--- Task requirements ---
[a] Answer these questions about the message on MaxOffsetNumber for table AMs:
(i) On what date and at what time was the message sent?
(ii) According to the quoted text, what are ItemPointers passed in to?
(iii) Which two pieces of code does the message name as having implementation details built with heapam in mind?
[b] Repeat the message on MaxOffsetNumber for table AMs from "I prefer my" up to and including "(perhaps others too).".

--- Text passage ---
▼
Re: MaxOffsetNumber for Table AMs

From: Peter Geoghegan <pg(at)bowt(dot)ie>
To: Jeff Davis <pgsql(at)j-davis(dot)com>
Cc: Tom Lane <tgl(at)sss(dot)pgh(dot)pa(dot)us>, PostgreSQL Hackers <pgsql-hackers(at)postgresql(dot)org>
Subject: Re: MaxOffsetNumber for Table AMs
Date: 2021-05-04 20:51:22
Message-ID: CAH2-Wzm4-gRDOtjE51GnONssOe_85f4h2RY3wvyf_jwRcp_NEw@mail.gmail.com
Views: Raw Message | Whole Thread | Download mbox | Resend email
Thread:
Lists: pgsql-hackers

On Tue, May 4, 2021 at 11:52 AM Jeff Davis <pgsql(at)j-davis(dot)com> wrote:
> On Mon, 2021-05-03 at 15:07 -0700, Peter Geoghegan wrote:
> > It seems senseless to *require* table AMs to support something like a
> > bitmap scan.
>
> I thought about this some more, and this framing is backwards.
> ItemPointers are fundamental to the table AM API: they are passed in to
> required methods, and expected to be returned[1].

I prefer my framing, but okay, let's go with yours. What difference
does it make?

The fact that we're starting with the table AM API doesn't change the
fundamental fact that quite a few implementation details that are
local to code like the GIN AM and tidbitmap.c were (rightly or
wrongly) simply built with heapam in mind. The fact that that's true
is hardly surprising, and hardly argues against the idea of having a
table AM to begin with. There is no getting around the need to talk
about the first principles here, and to talk about the specific
implications for your particular table AM (perhaps others too).

Abstractions are only useful when they serve concrete implementations.
Of course they should be as general and abstract as possible -- but no
more.

> Bitmap scans are optional, but that should be determined by whether the
> author wants to implement the bitmap scan methods of their table AM.
> The fine details of ItemPointer representation should not be making the
> decision for them.
▲
Element boundary listing
▼
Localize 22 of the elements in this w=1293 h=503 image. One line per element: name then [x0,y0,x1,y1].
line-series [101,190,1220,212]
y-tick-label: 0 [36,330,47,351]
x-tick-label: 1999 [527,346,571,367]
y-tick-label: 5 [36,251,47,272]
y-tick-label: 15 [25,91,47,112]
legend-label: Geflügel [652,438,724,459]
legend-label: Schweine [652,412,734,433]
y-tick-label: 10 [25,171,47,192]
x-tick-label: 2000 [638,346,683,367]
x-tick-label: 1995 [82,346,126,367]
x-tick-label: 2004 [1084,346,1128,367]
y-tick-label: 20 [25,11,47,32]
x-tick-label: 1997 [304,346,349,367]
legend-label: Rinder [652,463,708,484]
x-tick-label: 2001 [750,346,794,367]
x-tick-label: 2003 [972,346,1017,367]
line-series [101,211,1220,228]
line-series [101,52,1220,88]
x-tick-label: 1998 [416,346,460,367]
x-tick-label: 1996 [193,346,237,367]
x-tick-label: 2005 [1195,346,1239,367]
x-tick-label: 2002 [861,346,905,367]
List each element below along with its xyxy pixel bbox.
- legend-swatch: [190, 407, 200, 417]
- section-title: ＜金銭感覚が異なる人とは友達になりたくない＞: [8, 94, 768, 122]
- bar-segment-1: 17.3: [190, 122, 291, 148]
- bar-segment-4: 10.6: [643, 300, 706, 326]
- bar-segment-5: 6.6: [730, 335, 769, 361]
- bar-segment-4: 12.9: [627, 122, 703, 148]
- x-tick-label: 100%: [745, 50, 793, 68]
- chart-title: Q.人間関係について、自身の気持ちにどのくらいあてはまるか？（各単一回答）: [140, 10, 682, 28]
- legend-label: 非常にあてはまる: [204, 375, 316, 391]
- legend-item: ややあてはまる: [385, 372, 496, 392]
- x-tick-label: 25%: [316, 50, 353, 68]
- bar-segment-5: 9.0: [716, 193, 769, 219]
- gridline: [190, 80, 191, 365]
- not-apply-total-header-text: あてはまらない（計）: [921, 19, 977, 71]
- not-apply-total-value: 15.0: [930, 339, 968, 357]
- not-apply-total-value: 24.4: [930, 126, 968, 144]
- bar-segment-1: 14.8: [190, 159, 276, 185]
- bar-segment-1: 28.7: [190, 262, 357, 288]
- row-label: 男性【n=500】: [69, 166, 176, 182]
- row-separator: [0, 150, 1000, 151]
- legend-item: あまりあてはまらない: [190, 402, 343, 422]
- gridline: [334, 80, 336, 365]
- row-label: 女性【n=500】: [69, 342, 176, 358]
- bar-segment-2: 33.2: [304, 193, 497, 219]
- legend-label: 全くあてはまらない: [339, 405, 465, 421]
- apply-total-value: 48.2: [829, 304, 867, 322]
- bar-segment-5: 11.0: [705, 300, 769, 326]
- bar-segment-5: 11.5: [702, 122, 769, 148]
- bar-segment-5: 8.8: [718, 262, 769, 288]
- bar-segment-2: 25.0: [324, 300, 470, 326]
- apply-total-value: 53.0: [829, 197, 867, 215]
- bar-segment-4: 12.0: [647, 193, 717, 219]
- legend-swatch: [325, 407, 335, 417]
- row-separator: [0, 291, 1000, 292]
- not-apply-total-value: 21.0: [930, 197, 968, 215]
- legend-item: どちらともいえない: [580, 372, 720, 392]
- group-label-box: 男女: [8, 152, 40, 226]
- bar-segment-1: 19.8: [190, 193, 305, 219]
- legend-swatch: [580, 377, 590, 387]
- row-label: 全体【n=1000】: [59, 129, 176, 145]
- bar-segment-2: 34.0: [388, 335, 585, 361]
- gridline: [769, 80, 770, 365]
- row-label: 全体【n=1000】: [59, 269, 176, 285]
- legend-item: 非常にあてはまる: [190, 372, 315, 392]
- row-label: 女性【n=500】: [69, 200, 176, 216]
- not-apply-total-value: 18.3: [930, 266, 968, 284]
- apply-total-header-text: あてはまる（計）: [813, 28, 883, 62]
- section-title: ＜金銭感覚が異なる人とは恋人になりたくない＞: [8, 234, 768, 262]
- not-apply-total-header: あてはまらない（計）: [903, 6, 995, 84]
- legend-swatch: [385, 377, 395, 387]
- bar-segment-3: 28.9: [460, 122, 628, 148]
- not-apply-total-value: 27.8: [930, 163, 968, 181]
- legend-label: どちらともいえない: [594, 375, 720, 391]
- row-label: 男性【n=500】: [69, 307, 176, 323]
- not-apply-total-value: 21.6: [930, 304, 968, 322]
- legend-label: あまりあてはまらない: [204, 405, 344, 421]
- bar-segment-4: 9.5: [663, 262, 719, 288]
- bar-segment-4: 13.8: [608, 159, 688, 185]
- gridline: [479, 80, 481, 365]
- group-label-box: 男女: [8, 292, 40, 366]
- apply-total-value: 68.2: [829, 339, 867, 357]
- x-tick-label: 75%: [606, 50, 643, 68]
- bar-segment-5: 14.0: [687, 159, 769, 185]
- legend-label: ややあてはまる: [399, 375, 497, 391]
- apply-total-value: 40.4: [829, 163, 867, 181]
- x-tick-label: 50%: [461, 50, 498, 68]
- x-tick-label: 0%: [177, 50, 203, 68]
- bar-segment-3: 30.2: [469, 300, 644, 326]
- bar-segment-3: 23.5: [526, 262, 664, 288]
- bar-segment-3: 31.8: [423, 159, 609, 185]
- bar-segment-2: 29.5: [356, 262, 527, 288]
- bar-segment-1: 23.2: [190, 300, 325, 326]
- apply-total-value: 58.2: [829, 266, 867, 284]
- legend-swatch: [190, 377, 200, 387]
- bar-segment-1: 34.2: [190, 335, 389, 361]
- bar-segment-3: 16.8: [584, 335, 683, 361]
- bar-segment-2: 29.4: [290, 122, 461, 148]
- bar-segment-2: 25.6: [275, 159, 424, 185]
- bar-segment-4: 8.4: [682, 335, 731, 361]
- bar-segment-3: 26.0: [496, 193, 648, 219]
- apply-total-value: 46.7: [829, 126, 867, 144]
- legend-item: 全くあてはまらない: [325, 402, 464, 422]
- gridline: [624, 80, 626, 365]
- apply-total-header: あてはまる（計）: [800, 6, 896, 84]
▲
--- Per-task outputs ---
[a]
(i) 2021-05-04 at 20:51:22
(ii) Required methods
(iii) The GIN AM and tidbitmap.c

[b]
I prefer my framing, but okay, let's go with yours. What difference
does it make?

The fact that we're starting with the table AM API doesn't change the
fundamental fact that quite a few implementation details that are
local to code like the GIN AM and tidbitmap.c were (rightly or
wrongly) simply built with heapam in mind. The fact that that's true
is hardly surprising, and hardly argues against the idea of having a
table AM to begin with. There is no getting around the need to talk
about the first principles here, and to talk about the specific
implications for your particular table AM (perhaps others too).